◆ Exercise requirements:
Locate all lines in the data below that hold "ylabel" and show them.

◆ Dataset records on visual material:

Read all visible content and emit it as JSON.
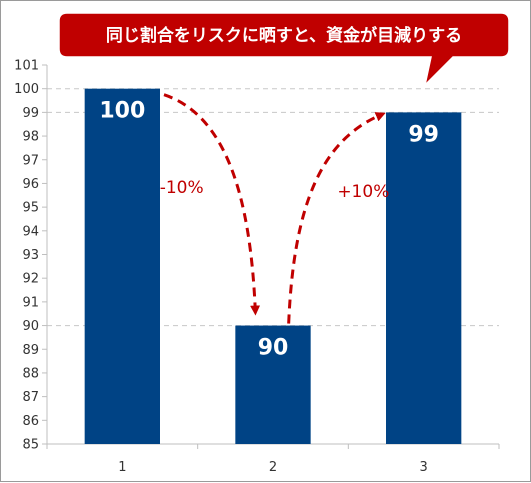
{
  "chart_data": {
    "type": "bar",
    "categories": [
      "1",
      "2",
      "3"
    ],
    "values": [
      100,
      90,
      99
    ],
    "data_labels": [
      "100",
      "90",
      "99"
    ],
    "title": "",
    "xlabel": "",
    "ylabel": "",
    "ylim": [
      85,
      101
    ],
    "yticks": [
      85,
      86,
      87,
      88,
      89,
      90,
      91,
      92,
      93,
      94,
      95,
      96,
      97,
      98,
      99,
      100,
      101
    ],
    "dashed_gridlines_at": [
      90,
      99,
      100
    ],
    "bar_color": "#004385",
    "legend": "none",
    "annotations": [
      {
        "text": "-10%",
        "from_category": "1",
        "to_category": "2"
      },
      {
        "text": "+10%",
        "from_category": "2",
        "to_category": "3"
      }
    ]
  },
  "callout": {
    "text": "同じ割合をリスクに晒すと、資金が目減りする",
    "color": "#c00000"
  },
  "colors": {
    "bar": "#004385",
    "arrow": "#c00000",
    "axis": "#bfbfbf",
    "gridline": "#c8c8c8"
  }
}
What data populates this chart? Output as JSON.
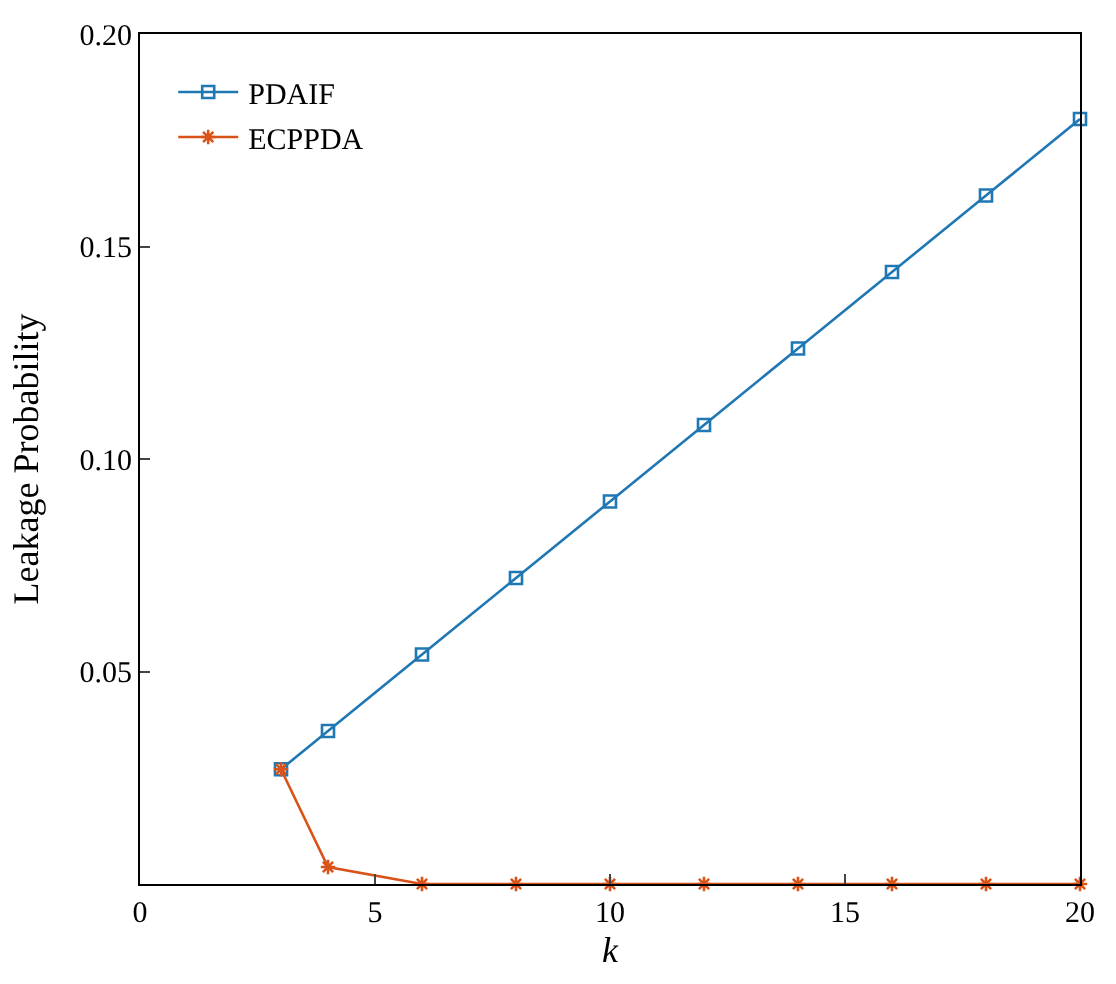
{
  "chart_data": {
    "type": "line",
    "xlabel": "k",
    "ylabel": "Leakage Probability",
    "x": [
      3,
      4,
      6,
      8,
      10,
      12,
      14,
      16,
      18,
      20
    ],
    "series": [
      {
        "name": "PDAIF",
        "color": "#1f77b4",
        "marker": "square",
        "values": [
          0.027,
          0.036,
          0.054,
          0.072,
          0.09,
          0.108,
          0.126,
          0.144,
          0.162,
          0.18
        ]
      },
      {
        "name": "ECPPDA",
        "color": "#d95319",
        "marker": "cross",
        "values": [
          0.027,
          0.004,
          0,
          0,
          0,
          0,
          0,
          0,
          0,
          0
        ]
      }
    ],
    "xlim": [
      0,
      20
    ],
    "xticks": [
      0,
      5,
      10,
      15,
      20
    ],
    "ylim": [
      0,
      0.2
    ],
    "yticks": [
      {
        "value": 0.05,
        "label": "0.05"
      },
      {
        "value": 0.1,
        "label": "0.10"
      },
      {
        "value": 0.15,
        "label": "0.15"
      },
      {
        "value": 0.2,
        "label": "0.20"
      }
    ],
    "legend": "top left",
    "line_style": "solid"
  }
}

◆ Problem solution:
    "ylabel": "",
    "ylabel": "Leakage Probability",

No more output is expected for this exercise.